Given task:
Count how many lines hold the string "Wohnung". Answer with that number and nothing more.

(Entries from a dataset)
☆ ☆ ☆ ☆ ☆

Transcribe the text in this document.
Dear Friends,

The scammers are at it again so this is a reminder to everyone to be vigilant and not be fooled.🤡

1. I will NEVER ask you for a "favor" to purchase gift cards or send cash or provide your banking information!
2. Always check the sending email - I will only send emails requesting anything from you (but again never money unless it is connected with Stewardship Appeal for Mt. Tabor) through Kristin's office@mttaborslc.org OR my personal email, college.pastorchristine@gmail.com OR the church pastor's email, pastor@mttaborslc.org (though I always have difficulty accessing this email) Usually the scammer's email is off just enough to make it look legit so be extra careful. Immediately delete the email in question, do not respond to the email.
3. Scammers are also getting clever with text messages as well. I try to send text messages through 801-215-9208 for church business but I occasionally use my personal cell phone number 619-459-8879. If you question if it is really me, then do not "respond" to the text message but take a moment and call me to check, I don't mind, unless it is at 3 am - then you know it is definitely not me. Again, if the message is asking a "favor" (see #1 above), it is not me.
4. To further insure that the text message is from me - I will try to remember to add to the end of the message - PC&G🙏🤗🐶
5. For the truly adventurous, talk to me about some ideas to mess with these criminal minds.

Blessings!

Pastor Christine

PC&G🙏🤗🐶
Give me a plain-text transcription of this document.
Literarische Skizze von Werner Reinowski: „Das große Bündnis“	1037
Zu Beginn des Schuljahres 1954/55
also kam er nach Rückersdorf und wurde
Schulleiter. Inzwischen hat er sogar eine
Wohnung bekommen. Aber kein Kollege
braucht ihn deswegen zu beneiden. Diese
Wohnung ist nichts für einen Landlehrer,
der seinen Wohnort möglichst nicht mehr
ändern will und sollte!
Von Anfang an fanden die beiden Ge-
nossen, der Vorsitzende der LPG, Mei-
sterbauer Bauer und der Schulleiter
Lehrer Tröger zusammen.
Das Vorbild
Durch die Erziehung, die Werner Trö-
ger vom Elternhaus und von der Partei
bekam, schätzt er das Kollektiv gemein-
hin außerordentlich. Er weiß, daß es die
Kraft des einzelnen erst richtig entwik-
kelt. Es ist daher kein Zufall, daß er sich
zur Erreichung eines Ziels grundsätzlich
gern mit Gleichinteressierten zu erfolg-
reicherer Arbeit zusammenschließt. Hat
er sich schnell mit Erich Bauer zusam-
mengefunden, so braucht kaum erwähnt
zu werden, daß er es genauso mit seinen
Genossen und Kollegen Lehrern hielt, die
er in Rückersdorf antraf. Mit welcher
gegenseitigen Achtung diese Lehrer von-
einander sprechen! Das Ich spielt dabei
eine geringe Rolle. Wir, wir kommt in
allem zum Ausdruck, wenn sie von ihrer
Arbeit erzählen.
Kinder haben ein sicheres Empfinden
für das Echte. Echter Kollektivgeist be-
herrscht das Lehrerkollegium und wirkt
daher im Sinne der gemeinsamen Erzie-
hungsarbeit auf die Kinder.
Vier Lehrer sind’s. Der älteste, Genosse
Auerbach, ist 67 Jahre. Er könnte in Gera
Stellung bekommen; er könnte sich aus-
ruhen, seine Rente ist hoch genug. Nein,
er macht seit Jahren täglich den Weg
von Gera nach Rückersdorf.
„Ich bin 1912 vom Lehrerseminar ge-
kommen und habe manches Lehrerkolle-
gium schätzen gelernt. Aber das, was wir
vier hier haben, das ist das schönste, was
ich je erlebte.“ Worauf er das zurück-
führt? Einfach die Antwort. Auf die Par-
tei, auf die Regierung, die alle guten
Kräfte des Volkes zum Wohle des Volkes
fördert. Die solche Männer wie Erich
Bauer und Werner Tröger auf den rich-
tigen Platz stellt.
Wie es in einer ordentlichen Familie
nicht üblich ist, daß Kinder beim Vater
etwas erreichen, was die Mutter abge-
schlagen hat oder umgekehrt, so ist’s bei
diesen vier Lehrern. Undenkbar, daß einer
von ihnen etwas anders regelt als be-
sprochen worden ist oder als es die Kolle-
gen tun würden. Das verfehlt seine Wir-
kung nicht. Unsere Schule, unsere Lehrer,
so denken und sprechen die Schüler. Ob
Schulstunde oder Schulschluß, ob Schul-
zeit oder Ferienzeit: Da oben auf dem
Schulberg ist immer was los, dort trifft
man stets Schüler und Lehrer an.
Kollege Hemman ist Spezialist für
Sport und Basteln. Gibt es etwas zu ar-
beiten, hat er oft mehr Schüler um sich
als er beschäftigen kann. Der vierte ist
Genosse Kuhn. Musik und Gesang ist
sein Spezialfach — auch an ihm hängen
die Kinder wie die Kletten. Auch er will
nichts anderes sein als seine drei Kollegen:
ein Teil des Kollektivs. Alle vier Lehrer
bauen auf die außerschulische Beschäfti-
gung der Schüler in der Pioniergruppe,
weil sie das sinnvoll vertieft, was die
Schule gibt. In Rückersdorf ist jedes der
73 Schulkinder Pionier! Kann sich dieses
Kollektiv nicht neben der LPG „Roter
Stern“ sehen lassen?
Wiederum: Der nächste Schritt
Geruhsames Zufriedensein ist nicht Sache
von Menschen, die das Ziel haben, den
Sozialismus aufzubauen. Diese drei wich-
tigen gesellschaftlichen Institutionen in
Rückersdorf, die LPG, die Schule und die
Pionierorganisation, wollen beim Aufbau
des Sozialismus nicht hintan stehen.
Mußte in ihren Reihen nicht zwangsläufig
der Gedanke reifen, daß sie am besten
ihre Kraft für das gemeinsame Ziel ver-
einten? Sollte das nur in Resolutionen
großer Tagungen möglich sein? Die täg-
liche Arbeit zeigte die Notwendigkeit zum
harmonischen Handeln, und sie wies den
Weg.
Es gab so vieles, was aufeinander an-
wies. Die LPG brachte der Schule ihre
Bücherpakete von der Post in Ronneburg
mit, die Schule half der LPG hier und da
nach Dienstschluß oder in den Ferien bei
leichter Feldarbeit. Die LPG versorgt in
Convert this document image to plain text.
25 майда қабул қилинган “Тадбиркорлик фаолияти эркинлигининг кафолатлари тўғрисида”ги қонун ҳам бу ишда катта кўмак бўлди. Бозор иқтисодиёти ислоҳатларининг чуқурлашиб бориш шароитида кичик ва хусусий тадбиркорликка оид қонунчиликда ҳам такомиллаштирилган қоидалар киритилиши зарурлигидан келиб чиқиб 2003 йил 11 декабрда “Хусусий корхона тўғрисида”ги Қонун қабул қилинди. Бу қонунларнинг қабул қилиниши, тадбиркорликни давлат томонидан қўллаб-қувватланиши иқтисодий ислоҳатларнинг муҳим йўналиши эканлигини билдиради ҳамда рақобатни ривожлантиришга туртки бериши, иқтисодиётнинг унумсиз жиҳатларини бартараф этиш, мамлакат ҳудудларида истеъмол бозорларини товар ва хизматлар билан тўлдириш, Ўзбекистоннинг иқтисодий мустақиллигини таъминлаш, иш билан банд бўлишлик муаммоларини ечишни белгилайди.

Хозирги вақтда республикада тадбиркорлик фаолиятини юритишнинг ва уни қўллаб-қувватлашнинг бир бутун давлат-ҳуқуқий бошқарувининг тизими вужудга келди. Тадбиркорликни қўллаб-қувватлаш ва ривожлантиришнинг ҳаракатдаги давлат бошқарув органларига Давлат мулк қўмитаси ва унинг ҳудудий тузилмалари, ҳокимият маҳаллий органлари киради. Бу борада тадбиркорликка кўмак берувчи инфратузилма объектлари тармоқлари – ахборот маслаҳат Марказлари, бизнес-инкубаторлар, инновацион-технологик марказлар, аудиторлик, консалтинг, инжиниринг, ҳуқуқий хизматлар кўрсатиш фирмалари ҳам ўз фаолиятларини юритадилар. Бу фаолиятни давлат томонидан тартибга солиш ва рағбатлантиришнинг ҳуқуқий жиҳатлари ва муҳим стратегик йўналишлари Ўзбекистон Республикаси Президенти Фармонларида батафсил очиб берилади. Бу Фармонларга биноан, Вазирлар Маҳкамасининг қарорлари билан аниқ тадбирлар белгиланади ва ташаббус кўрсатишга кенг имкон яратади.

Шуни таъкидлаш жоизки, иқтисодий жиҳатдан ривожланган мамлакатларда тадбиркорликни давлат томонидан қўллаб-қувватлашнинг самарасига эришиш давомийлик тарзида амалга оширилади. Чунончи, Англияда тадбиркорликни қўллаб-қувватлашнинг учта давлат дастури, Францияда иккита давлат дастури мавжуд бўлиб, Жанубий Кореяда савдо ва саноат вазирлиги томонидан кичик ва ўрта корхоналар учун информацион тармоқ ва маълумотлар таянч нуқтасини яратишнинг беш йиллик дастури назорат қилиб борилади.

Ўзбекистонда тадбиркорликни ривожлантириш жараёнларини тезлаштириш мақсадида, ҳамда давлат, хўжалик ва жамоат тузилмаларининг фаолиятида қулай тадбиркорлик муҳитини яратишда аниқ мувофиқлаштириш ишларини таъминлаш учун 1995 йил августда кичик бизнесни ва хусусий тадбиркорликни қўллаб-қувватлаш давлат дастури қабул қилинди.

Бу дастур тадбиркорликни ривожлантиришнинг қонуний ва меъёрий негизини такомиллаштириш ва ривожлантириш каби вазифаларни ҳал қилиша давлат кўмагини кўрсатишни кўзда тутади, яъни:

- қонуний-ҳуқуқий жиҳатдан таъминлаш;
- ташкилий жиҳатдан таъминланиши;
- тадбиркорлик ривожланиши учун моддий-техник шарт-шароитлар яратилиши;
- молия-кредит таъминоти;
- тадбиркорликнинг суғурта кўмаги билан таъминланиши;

☆ ☆ ☆ ☆ ☆

Solution:
2